Please repeat all of the listing exactly.

══ Data provided

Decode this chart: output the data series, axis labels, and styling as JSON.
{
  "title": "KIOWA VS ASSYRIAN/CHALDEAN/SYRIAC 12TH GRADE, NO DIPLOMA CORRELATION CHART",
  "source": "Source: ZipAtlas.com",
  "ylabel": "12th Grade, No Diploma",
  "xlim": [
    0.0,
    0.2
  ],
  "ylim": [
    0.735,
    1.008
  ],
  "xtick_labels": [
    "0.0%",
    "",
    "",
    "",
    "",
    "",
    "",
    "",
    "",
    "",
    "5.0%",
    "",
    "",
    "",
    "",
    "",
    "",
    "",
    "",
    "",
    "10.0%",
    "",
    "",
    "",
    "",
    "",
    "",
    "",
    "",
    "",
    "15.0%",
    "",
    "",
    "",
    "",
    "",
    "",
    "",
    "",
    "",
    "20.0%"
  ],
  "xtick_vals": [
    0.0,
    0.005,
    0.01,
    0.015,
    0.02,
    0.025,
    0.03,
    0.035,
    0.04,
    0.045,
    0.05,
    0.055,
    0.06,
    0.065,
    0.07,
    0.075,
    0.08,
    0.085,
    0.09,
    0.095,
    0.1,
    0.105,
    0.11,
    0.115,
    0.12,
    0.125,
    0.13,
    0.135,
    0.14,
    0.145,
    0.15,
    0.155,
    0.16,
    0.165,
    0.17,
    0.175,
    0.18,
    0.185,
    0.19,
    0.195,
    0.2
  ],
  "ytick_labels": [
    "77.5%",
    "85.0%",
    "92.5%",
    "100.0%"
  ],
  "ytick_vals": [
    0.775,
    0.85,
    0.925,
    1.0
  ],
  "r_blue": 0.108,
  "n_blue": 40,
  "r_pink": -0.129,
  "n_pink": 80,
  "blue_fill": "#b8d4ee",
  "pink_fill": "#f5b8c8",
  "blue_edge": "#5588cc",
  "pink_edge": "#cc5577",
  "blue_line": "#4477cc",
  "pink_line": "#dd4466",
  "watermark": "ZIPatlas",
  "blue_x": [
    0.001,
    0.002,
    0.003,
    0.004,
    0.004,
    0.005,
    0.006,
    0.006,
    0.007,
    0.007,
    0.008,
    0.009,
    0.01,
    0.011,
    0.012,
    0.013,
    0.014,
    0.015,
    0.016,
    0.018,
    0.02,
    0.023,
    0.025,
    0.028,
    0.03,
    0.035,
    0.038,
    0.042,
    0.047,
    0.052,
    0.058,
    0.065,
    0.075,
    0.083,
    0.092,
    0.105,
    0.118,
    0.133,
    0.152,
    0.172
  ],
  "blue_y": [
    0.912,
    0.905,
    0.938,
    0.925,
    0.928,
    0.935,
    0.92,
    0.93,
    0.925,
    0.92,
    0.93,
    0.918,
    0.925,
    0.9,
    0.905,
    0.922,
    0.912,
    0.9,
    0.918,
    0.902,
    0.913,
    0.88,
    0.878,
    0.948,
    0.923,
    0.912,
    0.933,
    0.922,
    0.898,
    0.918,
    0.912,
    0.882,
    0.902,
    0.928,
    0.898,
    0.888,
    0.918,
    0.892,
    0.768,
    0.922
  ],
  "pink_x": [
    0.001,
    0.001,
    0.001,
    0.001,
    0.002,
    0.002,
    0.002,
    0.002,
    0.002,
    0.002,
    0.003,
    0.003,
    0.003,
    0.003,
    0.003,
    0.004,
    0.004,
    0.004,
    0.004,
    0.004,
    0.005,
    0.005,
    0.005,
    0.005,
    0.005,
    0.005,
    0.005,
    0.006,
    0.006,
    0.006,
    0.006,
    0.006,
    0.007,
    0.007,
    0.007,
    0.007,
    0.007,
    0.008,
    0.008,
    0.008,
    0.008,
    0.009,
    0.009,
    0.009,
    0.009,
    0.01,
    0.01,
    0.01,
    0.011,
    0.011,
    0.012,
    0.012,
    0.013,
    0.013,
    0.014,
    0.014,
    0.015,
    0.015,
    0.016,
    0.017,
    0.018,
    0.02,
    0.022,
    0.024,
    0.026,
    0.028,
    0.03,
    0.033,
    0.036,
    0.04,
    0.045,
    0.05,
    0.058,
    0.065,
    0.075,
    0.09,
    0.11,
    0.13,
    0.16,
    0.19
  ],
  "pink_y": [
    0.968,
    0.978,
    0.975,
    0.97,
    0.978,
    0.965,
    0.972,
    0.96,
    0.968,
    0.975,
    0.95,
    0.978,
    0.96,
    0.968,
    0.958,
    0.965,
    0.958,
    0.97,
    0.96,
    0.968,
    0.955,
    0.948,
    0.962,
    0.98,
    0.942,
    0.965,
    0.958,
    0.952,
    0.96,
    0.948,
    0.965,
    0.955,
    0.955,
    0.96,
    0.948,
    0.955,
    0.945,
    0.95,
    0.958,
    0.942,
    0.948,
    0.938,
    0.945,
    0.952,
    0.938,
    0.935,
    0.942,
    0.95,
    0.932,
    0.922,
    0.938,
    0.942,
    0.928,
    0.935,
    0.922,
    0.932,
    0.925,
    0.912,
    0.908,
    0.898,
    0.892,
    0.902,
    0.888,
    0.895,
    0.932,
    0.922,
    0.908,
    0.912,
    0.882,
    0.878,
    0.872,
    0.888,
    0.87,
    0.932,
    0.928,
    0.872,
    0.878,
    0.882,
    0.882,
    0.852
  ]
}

════

Exercise result:
Decode this chart: output the data series, axis labels, and styling as JSON.
{
  "title": "KIOWA VS ASSYRIAN/CHALDEAN/SYRIAC 12TH GRADE, NO DIPLOMA CORRELATION CHART",
  "source": "Source: ZipAtlas.com",
  "ylabel": "12th Grade, No Diploma",
  "xlim": [
    0.0,
    0.2
  ],
  "ylim": [
    0.735,
    1.008
  ],
  "xtick_labels": [
    "0.0%",
    "",
    "",
    "",
    "",
    "",
    "",
    "",
    "",
    "",
    "5.0%",
    "",
    "",
    "",
    "",
    "",
    "",
    "",
    "",
    "",
    "10.0%",
    "",
    "",
    "",
    "",
    "",
    "",
    "",
    "",
    "",
    "15.0%",
    "",
    "",
    "",
    "",
    "",
    "",
    "",
    "",
    "",
    "20.0%"
  ],
  "xtick_vals": [
    0.0,
    0.005,
    0.01,
    0.015,
    0.02,
    0.025,
    0.03,
    0.035,
    0.04,
    0.045,
    0.05,
    0.055,
    0.06,
    0.065,
    0.07,
    0.075,
    0.08,
    0.085,
    0.09,
    0.095,
    0.1,
    0.105,
    0.11,
    0.115,
    0.12,
    0.125,
    0.13,
    0.135,
    0.14,
    0.145,
    0.15,
    0.155,
    0.16,
    0.165,
    0.17,
    0.175,
    0.18,
    0.185,
    0.19,
    0.195,
    0.2
  ],
  "ytick_labels": [
    "77.5%",
    "85.0%",
    "92.5%",
    "100.0%"
  ],
  "ytick_vals": [
    0.775,
    0.85,
    0.925,
    1.0
  ],
  "r_blue": 0.108,
  "n_blue": 40,
  "r_pink": -0.129,
  "n_pink": 80,
  "blue_fill": "#b8d4ee",
  "pink_fill": "#f5b8c8",
  "blue_edge": "#5588cc",
  "pink_edge": "#cc5577",
  "blue_line": "#4477cc",
  "pink_line": "#dd4466",
  "watermark": "ZIPatlas",
  "blue_x": [
    0.001,
    0.002,
    0.003,
    0.004,
    0.004,
    0.005,
    0.006,
    0.006,
    0.007,
    0.007,
    0.008,
    0.009,
    0.01,
    0.011,
    0.012,
    0.013,
    0.014,
    0.015,
    0.016,
    0.018,
    0.02,
    0.023,
    0.025,
    0.028,
    0.03,
    0.035,
    0.038,
    0.042,
    0.047,
    0.052,
    0.058,
    0.065,
    0.075,
    0.083,
    0.092,
    0.105,
    0.118,
    0.133,
    0.152,
    0.172
  ],
  "blue_y": [
    0.912,
    0.905,
    0.938,
    0.925,
    0.928,
    0.935,
    0.92,
    0.93,
    0.925,
    0.92,
    0.93,
    0.918,
    0.925,
    0.9,
    0.905,
    0.922,
    0.912,
    0.9,
    0.918,
    0.902,
    0.913,
    0.88,
    0.878,
    0.948,
    0.923,
    0.912,
    0.933,
    0.922,
    0.898,
    0.918,
    0.912,
    0.882,
    0.902,
    0.928,
    0.898,
    0.888,
    0.918,
    0.892,
    0.768,
    0.922
  ],
  "pink_x": [
    0.001,
    0.001,
    0.001,
    0.001,
    0.002,
    0.002,
    0.002,
    0.002,
    0.002,
    0.002,
    0.003,
    0.003,
    0.003,
    0.003,
    0.003,
    0.004,
    0.004,
    0.004,
    0.004,
    0.004,
    0.005,
    0.005,
    0.005,
    0.005,
    0.005,
    0.005,
    0.005,
    0.006,
    0.006,
    0.006,
    0.006,
    0.006,
    0.007,
    0.007,
    0.007,
    0.007,
    0.007,
    0.008,
    0.008,
    0.008,
    0.008,
    0.009,
    0.009,
    0.009,
    0.009,
    0.01,
    0.01,
    0.01,
    0.011,
    0.011,
    0.012,
    0.012,
    0.013,
    0.013,
    0.014,
    0.014,
    0.015,
    0.015,
    0.016,
    0.017,
    0.018,
    0.02,
    0.022,
    0.024,
    0.026,
    0.028,
    0.03,
    0.033,
    0.036,
    0.04,
    0.045,
    0.05,
    0.058,
    0.065,
    0.075,
    0.09,
    0.11,
    0.13,
    0.16,
    0.19
  ],
  "pink_y": [
    0.968,
    0.978,
    0.975,
    0.97,
    0.978,
    0.965,
    0.972,
    0.96,
    0.968,
    0.975,
    0.95,
    0.978,
    0.96,
    0.968,
    0.958,
    0.965,
    0.958,
    0.97,
    0.96,
    0.968,
    0.955,
    0.948,
    0.962,
    0.98,
    0.942,
    0.965,
    0.958,
    0.952,
    0.96,
    0.948,
    0.965,
    0.955,
    0.955,
    0.96,
    0.948,
    0.955,
    0.945,
    0.95,
    0.958,
    0.942,
    0.948,
    0.938,
    0.945,
    0.952,
    0.938,
    0.935,
    0.942,
    0.95,
    0.932,
    0.922,
    0.938,
    0.942,
    0.928,
    0.935,
    0.922,
    0.932,
    0.925,
    0.912,
    0.908,
    0.898,
    0.892,
    0.902,
    0.888,
    0.895,
    0.932,
    0.922,
    0.908,
    0.912,
    0.882,
    0.878,
    0.872,
    0.888,
    0.87,
    0.932,
    0.928,
    0.872,
    0.878,
    0.882,
    0.882,
    0.852
  ]
}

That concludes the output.